WORK INSTRUCTIONS :: Output the full material exactly as it appears here.

RECORDS PROVIDED ::
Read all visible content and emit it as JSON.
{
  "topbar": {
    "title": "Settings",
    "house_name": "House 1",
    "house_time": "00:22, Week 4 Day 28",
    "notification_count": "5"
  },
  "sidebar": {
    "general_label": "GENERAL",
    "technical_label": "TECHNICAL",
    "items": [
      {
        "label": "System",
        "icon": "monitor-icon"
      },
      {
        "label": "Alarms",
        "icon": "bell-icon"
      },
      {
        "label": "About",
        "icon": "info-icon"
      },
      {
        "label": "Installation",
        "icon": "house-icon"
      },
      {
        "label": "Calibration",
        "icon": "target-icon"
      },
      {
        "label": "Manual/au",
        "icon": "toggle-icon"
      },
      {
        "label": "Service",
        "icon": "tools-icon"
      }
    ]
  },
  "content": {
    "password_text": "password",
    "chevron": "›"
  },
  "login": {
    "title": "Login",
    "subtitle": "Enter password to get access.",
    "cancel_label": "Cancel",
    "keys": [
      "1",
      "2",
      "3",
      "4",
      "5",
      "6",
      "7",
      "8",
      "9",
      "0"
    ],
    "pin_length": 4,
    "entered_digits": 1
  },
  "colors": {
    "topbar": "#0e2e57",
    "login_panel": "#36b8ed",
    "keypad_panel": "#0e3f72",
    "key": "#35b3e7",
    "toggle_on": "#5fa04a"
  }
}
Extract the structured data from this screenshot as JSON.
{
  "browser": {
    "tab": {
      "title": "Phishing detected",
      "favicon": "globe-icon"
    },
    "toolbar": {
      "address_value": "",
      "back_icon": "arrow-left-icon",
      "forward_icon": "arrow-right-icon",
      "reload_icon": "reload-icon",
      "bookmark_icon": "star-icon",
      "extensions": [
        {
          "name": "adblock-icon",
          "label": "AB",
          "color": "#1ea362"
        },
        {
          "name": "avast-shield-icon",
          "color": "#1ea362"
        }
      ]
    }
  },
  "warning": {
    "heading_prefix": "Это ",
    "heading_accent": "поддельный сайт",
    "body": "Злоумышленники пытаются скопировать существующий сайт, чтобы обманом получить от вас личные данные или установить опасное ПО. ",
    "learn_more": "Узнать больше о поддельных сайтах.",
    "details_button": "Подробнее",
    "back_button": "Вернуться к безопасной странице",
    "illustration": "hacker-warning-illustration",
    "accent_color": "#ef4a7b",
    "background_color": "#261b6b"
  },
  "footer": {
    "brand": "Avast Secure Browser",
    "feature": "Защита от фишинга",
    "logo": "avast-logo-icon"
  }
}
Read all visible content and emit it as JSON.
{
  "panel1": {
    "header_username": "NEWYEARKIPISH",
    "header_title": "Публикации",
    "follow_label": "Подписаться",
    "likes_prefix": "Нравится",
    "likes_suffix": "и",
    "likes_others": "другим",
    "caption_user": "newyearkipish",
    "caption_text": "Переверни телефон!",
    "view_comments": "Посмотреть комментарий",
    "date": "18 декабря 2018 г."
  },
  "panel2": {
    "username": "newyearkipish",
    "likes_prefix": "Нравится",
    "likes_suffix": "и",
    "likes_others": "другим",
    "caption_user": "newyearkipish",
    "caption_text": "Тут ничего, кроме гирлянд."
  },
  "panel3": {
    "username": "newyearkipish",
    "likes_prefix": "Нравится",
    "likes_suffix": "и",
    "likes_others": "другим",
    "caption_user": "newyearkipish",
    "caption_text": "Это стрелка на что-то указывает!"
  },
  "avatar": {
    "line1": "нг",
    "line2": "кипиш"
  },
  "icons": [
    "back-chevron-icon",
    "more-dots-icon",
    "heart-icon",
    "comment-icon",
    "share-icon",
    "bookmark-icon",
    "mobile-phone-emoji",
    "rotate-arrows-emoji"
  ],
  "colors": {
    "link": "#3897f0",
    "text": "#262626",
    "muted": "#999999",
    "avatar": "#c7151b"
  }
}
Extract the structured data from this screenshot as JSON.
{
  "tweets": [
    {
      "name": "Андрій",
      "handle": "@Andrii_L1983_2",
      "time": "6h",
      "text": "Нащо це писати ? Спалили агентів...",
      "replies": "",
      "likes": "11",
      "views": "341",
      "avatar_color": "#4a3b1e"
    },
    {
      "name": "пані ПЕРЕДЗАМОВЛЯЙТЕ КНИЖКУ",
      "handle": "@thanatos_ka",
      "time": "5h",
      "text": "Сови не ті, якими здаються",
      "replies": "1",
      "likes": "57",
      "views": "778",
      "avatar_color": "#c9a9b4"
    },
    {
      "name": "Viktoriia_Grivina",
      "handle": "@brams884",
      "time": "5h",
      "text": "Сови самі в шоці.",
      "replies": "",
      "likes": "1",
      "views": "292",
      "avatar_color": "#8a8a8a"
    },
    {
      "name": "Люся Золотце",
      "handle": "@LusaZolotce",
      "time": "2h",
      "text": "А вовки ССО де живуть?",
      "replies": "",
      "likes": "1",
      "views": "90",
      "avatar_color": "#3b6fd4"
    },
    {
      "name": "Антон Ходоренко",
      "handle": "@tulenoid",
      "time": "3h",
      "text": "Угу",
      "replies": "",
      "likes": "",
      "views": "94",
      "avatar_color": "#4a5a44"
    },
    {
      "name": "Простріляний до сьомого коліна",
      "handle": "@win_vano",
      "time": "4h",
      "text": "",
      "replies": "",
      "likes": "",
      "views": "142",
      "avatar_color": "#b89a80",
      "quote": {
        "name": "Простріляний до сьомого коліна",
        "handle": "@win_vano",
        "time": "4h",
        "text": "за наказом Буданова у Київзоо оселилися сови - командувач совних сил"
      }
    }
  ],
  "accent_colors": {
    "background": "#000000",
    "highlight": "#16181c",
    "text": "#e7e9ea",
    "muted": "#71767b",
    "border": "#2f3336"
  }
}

ANSWER TO THIS TASK ::
Read all visible content and emit it as JSON.
{
  "topbar": {
    "title": "Settings",
    "house_name": "House 1",
    "house_time": "00:22, Week 4 Day 28",
    "notification_count": "5"
  },
  "sidebar": {
    "general_label": "GENERAL",
    "technical_label": "TECHNICAL",
    "items": [
      {
        "label": "System",
        "icon": "monitor-icon"
      },
      {
        "label": "Alarms",
        "icon": "bell-icon"
      },
      {
        "label": "About",
        "icon": "info-icon"
      },
      {
        "label": "Installation",
        "icon": "house-icon"
      },
      {
        "label": "Calibration",
        "icon": "target-icon"
      },
      {
        "label": "Manual/au",
        "icon": "toggle-icon"
      },
      {
        "label": "Service",
        "icon": "tools-icon"
      }
    ]
  },
  "content": {
    "password_text": "password",
    "chevron": "›"
  },
  "login": {
    "title": "Login",
    "subtitle": "Enter password to get access.",
    "cancel_label": "Cancel",
    "keys": [
      "1",
      "2",
      "3",
      "4",
      "5",
      "6",
      "7",
      "8",
      "9",
      "0"
    ],
    "pin_length": 4,
    "entered_digits": 1
  },
  "colors": {
    "topbar": "#0e2e57",
    "login_panel": "#36b8ed",
    "keypad_panel": "#0e3f72",
    "key": "#35b3e7",
    "toggle_on": "#5fa04a"
  }
}
Extract the structured data from this screenshot as JSON.
{
  "browser": {
    "tab": {
      "title": "Phishing detected",
      "favicon": "globe-icon"
    },
    "toolbar": {
      "address_value": "",
      "back_icon": "arrow-left-icon",
      "forward_icon": "arrow-right-icon",
      "reload_icon": "reload-icon",
      "bookmark_icon": "star-icon",
      "extensions": [
        {
          "name": "adblock-icon",
          "label": "AB",
          "color": "#1ea362"
        },
        {
          "name": "avast-shield-icon",
          "color": "#1ea362"
        }
      ]
    }
  },
  "warning": {
    "heading_prefix": "Это ",
    "heading_accent": "поддельный сайт",
    "body": "Злоумышленники пытаются скопировать существующий сайт, чтобы обманом получить от вас личные данные или установить опасное ПО. ",
    "learn_more": "Узнать больше о поддельных сайтах.",
    "details_button": "Подробнее",
    "back_button": "Вернуться к безопасной странице",
    "illustration": "hacker-warning-illustration",
    "accent_color": "#ef4a7b",
    "background_color": "#261b6b"
  },
  "footer": {
    "brand": "Avast Secure Browser",
    "feature": "Защита от фишинга",
    "logo": "avast-logo-icon"
  }
}
Read all visible content and emit it as JSON.
{
  "panel1": {
    "header_username": "NEWYEARKIPISH",
    "header_title": "Публикации",
    "follow_label": "Подписаться",
    "likes_prefix": "Нравится",
    "likes_suffix": "и",
    "likes_others": "другим",
    "caption_user": "newyearkipish",
    "caption_text": "Переверни телефон!",
    "view_comments": "Посмотреть комментарий",
    "date": "18 декабря 2018 г."
  },
  "panel2": {
    "username": "newyearkipish",
    "likes_prefix": "Нравится",
    "likes_suffix": "и",
    "likes_others": "другим",
    "caption_user": "newyearkipish",
    "caption_text": "Тут ничего, кроме гирлянд."
  },
  "panel3": {
    "username": "newyearkipish",
    "likes_prefix": "Нравится",
    "likes_suffix": "и",
    "likes_others": "другим",
    "caption_user": "newyearkipish",
    "caption_text": "Это стрелка на что-то указывает!"
  },
  "avatar": {
    "line1": "нг",
    "line2": "кипиш"
  },
  "icons": [
    "back-chevron-icon",
    "more-dots-icon",
    "heart-icon",
    "comment-icon",
    "share-icon",
    "bookmark-icon",
    "mobile-phone-emoji",
    "rotate-arrows-emoji"
  ],
  "colors": {
    "link": "#3897f0",
    "text": "#262626",
    "muted": "#999999",
    "avatar": "#c7151b"
  }
}
Extract the structured data from this screenshot as JSON.
{
  "tweets": [
    {
      "name": "Андрій",
      "handle": "@Andrii_L1983_2",
      "time": "6h",
      "text": "Нащо це писати ? Спалили агентів...",
      "replies": "",
      "likes": "11",
      "views": "341",
      "avatar_color": "#4a3b1e"
    },
    {
      "name": "пані ПЕРЕДЗАМОВЛЯЙТЕ КНИЖКУ",
      "handle": "@thanatos_ka",
      "time": "5h",
      "text": "Сови не ті, якими здаються",
      "replies": "1",
      "likes": "57",
      "views": "778",
      "avatar_color": "#c9a9b4"
    },
    {
      "name": "Viktoriia_Grivina",
      "handle": "@brams884",
      "time": "5h",
      "text": "Сови самі в шоці.",
      "replies": "",
      "likes": "1",
      "views": "292",
      "avatar_color": "#8a8a8a"
    },
    {
      "name": "Люся Золотце",
      "handle": "@LusaZolotce",
      "time": "2h",
      "text": "А вовки ССО де живуть?",
      "replies": "",
      "likes": "1",
      "views": "90",
      "avatar_color": "#3b6fd4"
    },
    {
      "name": "Антон Ходоренко",
      "handle": "@tulenoid",
      "time": "3h",
      "text": "Угу",
      "replies": "",
      "likes": "",
      "views": "94",
      "avatar_color": "#4a5a44"
    },
    {
      "name": "Простріляний до сьомого коліна",
      "handle": "@win_vano",
      "time": "4h",
      "text": "",
      "replies": "",
      "likes": "",
      "views": "142",
      "avatar_color": "#b89a80",
      "quote": {
        "name": "Простріляний до сьомого коліна",
        "handle": "@win_vano",
        "time": "4h",
        "text": "за наказом Буданова у Київзоо оселилися сови - командувач совних сил"
      }
    }
  ],
  "accent_colors": {
    "background": "#000000",
    "highlight": "#16181c",
    "text": "#e7e9ea",
    "muted": "#71767b",
    "border": "#2f3336"
  }
}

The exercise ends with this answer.